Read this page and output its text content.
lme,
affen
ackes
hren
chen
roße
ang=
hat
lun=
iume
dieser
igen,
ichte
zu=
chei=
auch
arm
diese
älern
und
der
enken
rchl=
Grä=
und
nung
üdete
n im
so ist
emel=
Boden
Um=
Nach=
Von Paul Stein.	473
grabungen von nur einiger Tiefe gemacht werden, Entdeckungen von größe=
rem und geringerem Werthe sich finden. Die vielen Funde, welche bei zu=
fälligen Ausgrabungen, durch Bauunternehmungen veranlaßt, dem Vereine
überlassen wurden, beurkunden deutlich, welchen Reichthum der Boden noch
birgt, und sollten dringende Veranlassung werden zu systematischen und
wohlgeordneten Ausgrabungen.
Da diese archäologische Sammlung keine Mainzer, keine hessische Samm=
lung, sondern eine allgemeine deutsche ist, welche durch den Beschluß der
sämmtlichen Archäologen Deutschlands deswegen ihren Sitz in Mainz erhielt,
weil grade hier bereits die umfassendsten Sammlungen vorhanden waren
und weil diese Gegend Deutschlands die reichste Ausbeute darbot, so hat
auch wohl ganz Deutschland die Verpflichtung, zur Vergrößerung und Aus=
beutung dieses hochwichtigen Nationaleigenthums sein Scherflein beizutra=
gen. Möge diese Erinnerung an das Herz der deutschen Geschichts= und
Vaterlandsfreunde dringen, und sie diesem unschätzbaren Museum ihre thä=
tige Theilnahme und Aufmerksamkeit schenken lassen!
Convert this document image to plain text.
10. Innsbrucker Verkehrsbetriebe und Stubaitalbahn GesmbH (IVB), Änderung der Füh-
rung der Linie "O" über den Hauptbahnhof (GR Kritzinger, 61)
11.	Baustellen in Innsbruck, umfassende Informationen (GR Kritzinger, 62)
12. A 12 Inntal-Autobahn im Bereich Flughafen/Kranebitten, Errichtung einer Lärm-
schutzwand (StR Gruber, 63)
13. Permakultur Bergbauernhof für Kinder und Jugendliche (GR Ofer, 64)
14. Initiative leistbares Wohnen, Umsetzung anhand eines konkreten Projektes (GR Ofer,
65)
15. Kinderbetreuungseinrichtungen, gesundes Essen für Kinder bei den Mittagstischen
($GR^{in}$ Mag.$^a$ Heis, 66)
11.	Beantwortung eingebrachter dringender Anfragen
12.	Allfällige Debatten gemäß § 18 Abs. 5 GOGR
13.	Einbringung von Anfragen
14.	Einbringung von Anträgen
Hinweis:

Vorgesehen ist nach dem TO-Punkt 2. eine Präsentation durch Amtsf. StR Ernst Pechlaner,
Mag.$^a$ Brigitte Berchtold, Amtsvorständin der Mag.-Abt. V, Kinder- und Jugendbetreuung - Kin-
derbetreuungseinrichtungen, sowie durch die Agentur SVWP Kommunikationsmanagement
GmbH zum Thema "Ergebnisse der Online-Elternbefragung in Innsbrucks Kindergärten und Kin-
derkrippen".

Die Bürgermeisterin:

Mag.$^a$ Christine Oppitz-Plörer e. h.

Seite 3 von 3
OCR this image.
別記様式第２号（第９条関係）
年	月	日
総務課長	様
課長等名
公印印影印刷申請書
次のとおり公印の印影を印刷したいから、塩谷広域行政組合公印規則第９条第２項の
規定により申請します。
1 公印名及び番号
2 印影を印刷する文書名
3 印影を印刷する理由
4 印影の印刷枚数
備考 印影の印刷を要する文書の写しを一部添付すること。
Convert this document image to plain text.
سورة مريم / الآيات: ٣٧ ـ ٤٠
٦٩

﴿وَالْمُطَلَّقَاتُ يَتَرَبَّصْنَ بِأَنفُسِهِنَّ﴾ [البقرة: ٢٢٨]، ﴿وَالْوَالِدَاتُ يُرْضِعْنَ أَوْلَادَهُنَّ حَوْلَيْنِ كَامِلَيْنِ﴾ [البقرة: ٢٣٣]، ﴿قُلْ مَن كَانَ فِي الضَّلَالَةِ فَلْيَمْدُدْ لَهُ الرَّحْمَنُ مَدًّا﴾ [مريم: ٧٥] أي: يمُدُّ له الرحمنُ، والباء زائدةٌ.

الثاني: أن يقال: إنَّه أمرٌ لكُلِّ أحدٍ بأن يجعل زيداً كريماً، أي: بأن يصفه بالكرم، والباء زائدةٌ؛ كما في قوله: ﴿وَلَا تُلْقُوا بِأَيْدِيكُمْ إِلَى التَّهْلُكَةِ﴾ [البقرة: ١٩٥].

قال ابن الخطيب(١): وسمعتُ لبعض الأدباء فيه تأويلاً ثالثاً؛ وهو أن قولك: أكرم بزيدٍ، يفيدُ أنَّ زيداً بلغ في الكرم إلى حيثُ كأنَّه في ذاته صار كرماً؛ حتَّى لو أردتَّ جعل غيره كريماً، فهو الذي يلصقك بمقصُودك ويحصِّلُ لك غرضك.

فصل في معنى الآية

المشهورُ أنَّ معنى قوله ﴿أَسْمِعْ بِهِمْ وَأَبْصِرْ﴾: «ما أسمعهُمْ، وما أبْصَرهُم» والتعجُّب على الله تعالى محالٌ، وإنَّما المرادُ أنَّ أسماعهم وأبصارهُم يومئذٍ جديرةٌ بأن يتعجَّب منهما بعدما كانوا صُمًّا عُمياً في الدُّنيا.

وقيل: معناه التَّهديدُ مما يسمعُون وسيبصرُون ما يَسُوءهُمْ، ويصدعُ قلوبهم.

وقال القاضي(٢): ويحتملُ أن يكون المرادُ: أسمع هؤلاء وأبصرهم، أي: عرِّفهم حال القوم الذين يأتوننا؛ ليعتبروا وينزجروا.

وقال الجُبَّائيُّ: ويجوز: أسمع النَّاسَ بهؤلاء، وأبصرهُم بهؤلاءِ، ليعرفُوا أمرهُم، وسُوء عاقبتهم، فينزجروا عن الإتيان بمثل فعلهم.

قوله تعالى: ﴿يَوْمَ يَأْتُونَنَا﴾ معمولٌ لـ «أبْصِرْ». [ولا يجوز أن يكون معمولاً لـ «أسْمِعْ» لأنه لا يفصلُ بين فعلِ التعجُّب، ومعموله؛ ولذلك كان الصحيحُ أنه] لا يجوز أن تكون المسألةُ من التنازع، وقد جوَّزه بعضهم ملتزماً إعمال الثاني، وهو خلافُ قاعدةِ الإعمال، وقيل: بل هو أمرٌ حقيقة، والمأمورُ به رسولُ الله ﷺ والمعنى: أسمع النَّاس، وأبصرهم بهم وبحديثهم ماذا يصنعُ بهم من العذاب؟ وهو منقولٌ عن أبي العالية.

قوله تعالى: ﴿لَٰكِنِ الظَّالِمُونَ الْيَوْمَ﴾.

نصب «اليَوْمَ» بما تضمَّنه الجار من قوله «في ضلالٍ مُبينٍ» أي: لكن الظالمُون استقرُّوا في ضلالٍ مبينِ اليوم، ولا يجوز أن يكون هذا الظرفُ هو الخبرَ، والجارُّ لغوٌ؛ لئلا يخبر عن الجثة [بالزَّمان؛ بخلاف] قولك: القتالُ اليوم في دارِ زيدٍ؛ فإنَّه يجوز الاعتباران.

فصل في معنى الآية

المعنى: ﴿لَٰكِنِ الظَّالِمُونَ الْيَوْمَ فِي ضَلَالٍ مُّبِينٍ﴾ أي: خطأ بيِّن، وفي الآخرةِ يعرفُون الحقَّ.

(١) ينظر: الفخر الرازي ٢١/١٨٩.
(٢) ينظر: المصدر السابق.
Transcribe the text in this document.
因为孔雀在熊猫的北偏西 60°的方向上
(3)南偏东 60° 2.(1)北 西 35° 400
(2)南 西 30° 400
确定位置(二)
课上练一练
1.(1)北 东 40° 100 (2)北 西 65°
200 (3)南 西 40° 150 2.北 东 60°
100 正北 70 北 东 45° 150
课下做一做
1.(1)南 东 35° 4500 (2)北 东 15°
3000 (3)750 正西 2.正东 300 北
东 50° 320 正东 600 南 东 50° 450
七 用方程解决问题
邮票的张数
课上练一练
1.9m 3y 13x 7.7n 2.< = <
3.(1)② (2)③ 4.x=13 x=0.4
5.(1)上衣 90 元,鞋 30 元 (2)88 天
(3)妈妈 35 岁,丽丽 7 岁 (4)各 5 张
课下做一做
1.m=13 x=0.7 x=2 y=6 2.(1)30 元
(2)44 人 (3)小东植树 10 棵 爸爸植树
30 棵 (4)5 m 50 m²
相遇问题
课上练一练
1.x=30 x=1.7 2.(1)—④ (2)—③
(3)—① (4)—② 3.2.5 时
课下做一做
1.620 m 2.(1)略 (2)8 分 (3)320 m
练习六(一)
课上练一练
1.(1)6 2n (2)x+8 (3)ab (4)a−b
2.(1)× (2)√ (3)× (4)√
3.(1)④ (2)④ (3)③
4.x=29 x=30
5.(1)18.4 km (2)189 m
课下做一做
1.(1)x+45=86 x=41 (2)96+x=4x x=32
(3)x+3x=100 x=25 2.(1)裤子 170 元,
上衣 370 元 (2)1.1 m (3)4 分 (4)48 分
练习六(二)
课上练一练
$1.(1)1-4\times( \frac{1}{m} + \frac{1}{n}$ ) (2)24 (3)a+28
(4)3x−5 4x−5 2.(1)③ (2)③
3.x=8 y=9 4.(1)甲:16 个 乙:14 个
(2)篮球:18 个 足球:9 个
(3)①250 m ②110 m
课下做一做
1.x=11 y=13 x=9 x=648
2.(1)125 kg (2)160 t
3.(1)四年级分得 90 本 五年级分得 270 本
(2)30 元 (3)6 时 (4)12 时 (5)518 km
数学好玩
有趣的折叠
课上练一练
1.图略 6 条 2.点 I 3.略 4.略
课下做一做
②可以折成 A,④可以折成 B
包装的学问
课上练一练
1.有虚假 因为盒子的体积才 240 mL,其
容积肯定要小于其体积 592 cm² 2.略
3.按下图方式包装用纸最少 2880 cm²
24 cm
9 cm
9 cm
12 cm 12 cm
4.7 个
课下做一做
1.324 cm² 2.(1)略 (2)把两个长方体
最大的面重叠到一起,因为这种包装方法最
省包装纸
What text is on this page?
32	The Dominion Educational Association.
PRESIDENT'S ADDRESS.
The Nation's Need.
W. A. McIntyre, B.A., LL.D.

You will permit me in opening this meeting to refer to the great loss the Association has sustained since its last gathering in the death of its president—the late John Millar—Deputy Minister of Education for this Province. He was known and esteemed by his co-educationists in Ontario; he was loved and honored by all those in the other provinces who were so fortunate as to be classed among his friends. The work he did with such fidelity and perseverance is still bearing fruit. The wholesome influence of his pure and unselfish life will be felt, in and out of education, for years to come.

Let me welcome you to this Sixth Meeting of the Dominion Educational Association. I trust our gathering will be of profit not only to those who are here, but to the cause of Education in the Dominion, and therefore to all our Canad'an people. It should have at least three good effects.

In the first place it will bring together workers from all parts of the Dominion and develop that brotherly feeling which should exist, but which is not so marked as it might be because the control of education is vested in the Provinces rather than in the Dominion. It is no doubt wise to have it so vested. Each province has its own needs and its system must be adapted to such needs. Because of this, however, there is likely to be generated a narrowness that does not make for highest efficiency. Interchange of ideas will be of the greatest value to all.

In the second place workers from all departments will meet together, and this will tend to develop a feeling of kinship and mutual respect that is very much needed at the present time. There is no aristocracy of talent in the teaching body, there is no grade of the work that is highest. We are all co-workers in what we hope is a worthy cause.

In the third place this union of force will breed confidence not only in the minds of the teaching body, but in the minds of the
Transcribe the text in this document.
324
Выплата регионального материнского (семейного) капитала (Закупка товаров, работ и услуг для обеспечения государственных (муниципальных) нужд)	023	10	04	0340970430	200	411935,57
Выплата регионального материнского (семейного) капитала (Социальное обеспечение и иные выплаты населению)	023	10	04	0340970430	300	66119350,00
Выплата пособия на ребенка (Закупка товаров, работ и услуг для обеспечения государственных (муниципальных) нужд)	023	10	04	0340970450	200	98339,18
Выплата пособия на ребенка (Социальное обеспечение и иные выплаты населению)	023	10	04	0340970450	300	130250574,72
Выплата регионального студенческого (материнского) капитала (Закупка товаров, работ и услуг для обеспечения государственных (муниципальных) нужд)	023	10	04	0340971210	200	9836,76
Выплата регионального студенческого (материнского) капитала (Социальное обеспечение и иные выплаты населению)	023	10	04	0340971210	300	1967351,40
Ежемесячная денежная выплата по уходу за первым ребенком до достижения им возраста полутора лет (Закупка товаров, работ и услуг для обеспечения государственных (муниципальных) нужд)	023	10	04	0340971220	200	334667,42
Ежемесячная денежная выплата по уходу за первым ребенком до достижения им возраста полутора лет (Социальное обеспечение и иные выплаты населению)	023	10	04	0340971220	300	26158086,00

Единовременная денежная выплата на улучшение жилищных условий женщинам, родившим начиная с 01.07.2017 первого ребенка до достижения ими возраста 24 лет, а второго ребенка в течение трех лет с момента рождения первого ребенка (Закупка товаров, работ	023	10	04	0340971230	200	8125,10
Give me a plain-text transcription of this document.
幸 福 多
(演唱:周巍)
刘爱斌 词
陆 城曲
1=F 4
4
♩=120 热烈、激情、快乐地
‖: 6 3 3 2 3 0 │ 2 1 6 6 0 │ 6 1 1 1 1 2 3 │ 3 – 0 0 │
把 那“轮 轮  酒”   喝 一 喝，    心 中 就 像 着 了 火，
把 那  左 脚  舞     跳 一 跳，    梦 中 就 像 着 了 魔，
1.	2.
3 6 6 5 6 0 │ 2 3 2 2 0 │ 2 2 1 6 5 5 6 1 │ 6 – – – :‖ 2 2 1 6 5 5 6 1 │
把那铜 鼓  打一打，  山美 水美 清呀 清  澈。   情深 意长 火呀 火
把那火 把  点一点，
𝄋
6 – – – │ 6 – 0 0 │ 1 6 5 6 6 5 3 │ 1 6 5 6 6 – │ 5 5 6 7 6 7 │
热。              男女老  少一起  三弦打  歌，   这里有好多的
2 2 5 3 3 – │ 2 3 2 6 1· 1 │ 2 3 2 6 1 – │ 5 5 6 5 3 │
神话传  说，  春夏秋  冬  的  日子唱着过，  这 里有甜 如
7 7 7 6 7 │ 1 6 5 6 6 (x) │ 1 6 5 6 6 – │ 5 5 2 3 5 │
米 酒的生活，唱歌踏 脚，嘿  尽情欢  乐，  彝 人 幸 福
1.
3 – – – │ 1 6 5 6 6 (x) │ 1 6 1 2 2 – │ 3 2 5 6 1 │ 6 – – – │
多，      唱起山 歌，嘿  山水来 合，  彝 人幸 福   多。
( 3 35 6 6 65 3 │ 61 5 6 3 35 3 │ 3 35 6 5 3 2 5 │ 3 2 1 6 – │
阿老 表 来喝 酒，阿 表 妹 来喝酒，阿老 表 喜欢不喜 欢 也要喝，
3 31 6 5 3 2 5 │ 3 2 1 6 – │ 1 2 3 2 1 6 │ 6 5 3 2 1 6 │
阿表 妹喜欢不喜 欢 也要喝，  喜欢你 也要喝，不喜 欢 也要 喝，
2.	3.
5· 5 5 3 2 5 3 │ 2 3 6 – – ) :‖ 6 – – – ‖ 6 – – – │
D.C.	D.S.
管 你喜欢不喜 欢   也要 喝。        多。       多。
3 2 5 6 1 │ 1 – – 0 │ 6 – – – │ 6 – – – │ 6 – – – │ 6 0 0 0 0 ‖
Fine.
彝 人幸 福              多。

########

- Instructions to follow -
Which lines include the word "مريم"? Copy every one of them.

- Answer in full -
سورة مريم / الآيات: ٣٧ ـ ٤٠
﴿وَالْمُطَلَّقَاتُ يَتَرَبَّصْنَ بِأَنفُسِهِنَّ﴾ [البقرة: ٢٢٨]، ﴿وَالْوَالِدَاتُ يُرْضِعْنَ أَوْلَادَهُنَّ حَوْلَيْنِ كَامِلَيْنِ﴾ [البقرة: ٢٣٣]، ﴿قُلْ مَن كَانَ فِي الضَّلَالَةِ فَلْيَمْدُدْ لَهُ الرَّحْمَنُ مَدًّا﴾ [مريم: ٧٥] أي: يمُدُّ له الرحمنُ، والباء زائدةٌ.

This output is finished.